-- Records --
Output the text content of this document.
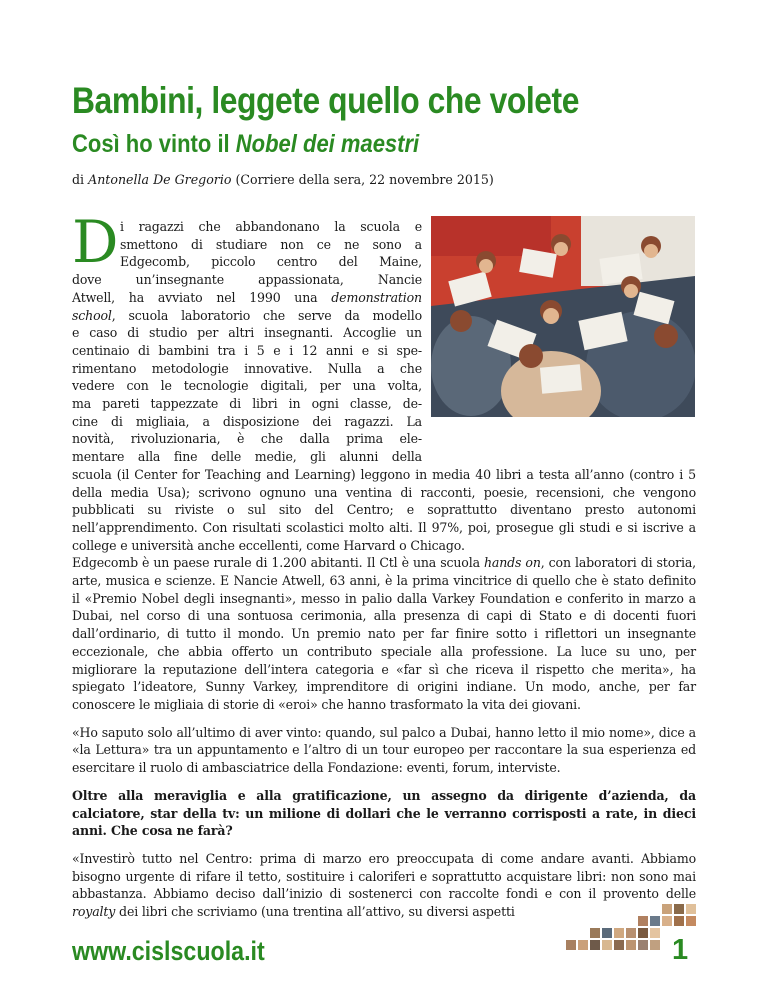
Bambini, leggete quello che volete
Così ho vinto il Nobel dei maestri
di Antonella De Gregorio (Corriere della sera, 22 novembre 2015)
D i ragazzi che abbandonano la scuola e
smettono di studiare non ce ne sono a
Edgecomb, piccolo centro del Maine,
dove un’insegnante appassionata, Nancie
Atwell, ha avviato nel 1990 una demonstration
school, scuola laboratorio che serve da modello
e caso di studio per altri insegnanti. Accoglie un
centinaio di bambini tra i 5 e i 12 anni e si spe-
rimentano metodologie innovative. Nulla a che
vedere con le tecnologie digitali, per una volta,
ma pareti tappezzate di libri in ogni classe, de-
cine di migliaia, a disposizione dei ragazzi. La
novità, rivoluzionaria, è che dalla prima ele-
mentare alla fine delle medie, gli alunni della

scuola (il Center for Teaching and Learning) leggono in media 40 libri a testa all’anno (contro i 5 della media Usa); scrivono ognuno una ventina di racconti, poesie, recensioni, che vengono pubblicati su riviste o sul sito del Centro; e soprattutto diventano presto autonomi nell’apprendimento. Con risultati scolastici molto alti. Il 97%, poi, prosegue gli studi e si iscrive a college e università anche eccellenti, come Harvard o Chicago.

Edgecomb è un paese rurale di 1.200 abitanti. Il Ctl è una scuola hands on, con laboratori di storia, arte, musica e scienze. E Nancie Atwell, 63 anni, è la prima vincitrice di quello che è stato definito il «Premio Nobel degli insegnanti», messo in palio dalla Varkey Foundation e conferito in marzo a Dubai, nel corso di una sontuosa cerimonia, alla presenza di capi di Stato e di docenti fuori dall’ordinario, di tutto il mondo. Un premio nato per far finire sotto i riflettori un insegnante eccezionale, che abbia offerto un contributo speciale alla professione. La luce su uno, per migliorare la reputazione dell’intera categoria e «far sì che riceva il rispetto che merita», ha spiegato l’ideatore, Sunny Varkey, imprenditore di origini indiane. Un modo, anche, per far conoscere le migliaia di storie di «eroi» che hanno trasformato la vita dei giovani.

«Ho saputo solo all’ultimo di aver vinto: quando, sul palco a Dubai, hanno letto il mio nome», dice a «la Lettura» tra un appuntamento e l’altro di un tour europeo per raccontare la sua esperienza ed esercitare il ruolo di ambasciatrice della Fondazione: eventi, forum, interviste.

Oltre alla meraviglia e alla gratificazione, un assegno da dirigente d’azienda, da calciatore, star della tv: un milione di dollari che le verranno corrisposti a rate, in dieci anni. Che cosa ne farà?

«Investirò tutto nel Centro: prima di marzo ero preoccupata di come andare avanti. Abbiamo bisogno urgente di rifare il tetto, sostituire i caloriferi e soprattutto acquistare libri: non sono mai abbastanza. Abbiamo deciso dall’inizio di sostenerci con raccolte fondi e con il provento delle royalty dei libri che scriviamo (una trentina all’attivo, su diversi aspetti

www.cislscuola.it	1
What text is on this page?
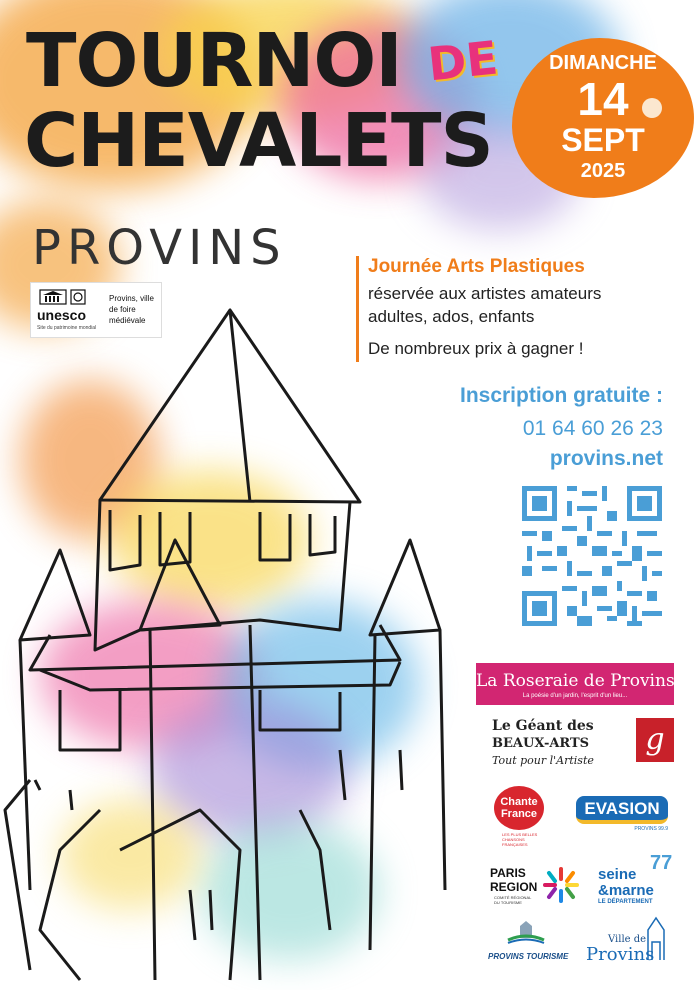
TOURNOI DE
CHEVALETS
PROVINS
DIMANCHE
14
SEPT
2025
unesco
Site du patrimoine mondial
Provins, ville de foire médiévale
Journée Arts Plastiques
réservée aux artistes amateurs
adultes, ados, enfants
De nombreux prix à gagner !
Inscription gratuite :
01 64 60 26 23
provins.net
La Roseraie de Provins
La poésie d'un jardin, l'esprit d'un lieu...
Le Géant des
BEAUX-ARTS
Tout pour l'Artiste
g
Chante France
LES PLUS BELLES CHANSONS FRANÇAISES
EVASION
PROVINS 99.9
PARIS
REGION
COMITÉ RÉGIONAL DU TOURISME
77
seine
&marne
LE DÉPARTEMENT
PROVINS TOURISME
Ville de
Provins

-- Written instruction --
Go through the preceding material and copy each line that has the word "sono".

-- Written solution --
smettono di studiare non ce ne sono a
«Investirò tutto nel Centro: prima di marzo ero preoccupata di come andare avanti. Abbiamo bisogno urgente di rifare il tetto, sostituire i caloriferi e soprattutto acquistare libri: non sono mai abbastanza. Abbiamo deciso dall’inizio di sostenerci con raccolte fondi e con il provento delle royalty dei libri che scriviamo (una trentina all’attivo, su diversi aspetti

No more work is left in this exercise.